[Dataset items]
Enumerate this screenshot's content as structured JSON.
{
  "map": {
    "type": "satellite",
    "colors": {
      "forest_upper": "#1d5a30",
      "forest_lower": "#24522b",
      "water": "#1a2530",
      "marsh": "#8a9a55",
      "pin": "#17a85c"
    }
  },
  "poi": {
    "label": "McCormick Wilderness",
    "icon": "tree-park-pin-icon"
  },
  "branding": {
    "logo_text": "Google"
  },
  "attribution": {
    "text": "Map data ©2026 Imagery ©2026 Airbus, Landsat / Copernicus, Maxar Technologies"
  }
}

Written exercise:
The entries above must be returned in full, exactly as shown.

Result:
Enumerate this screenshot's content as structured JSON.
{
  "map": {
    "type": "satellite",
    "colors": {
      "forest_upper": "#1d5a30",
      "forest_lower": "#24522b",
      "water": "#1a2530",
      "marsh": "#8a9a55",
      "pin": "#17a85c"
    }
  },
  "poi": {
    "label": "McCormick Wilderness",
    "icon": "tree-park-pin-icon"
  },
  "branding": {
    "logo_text": "Google"
  },
  "attribution": {
    "text": "Map data ©2026 Imagery ©2026 Airbus, Landsat / Copernicus, Maxar Technologies"
  }
}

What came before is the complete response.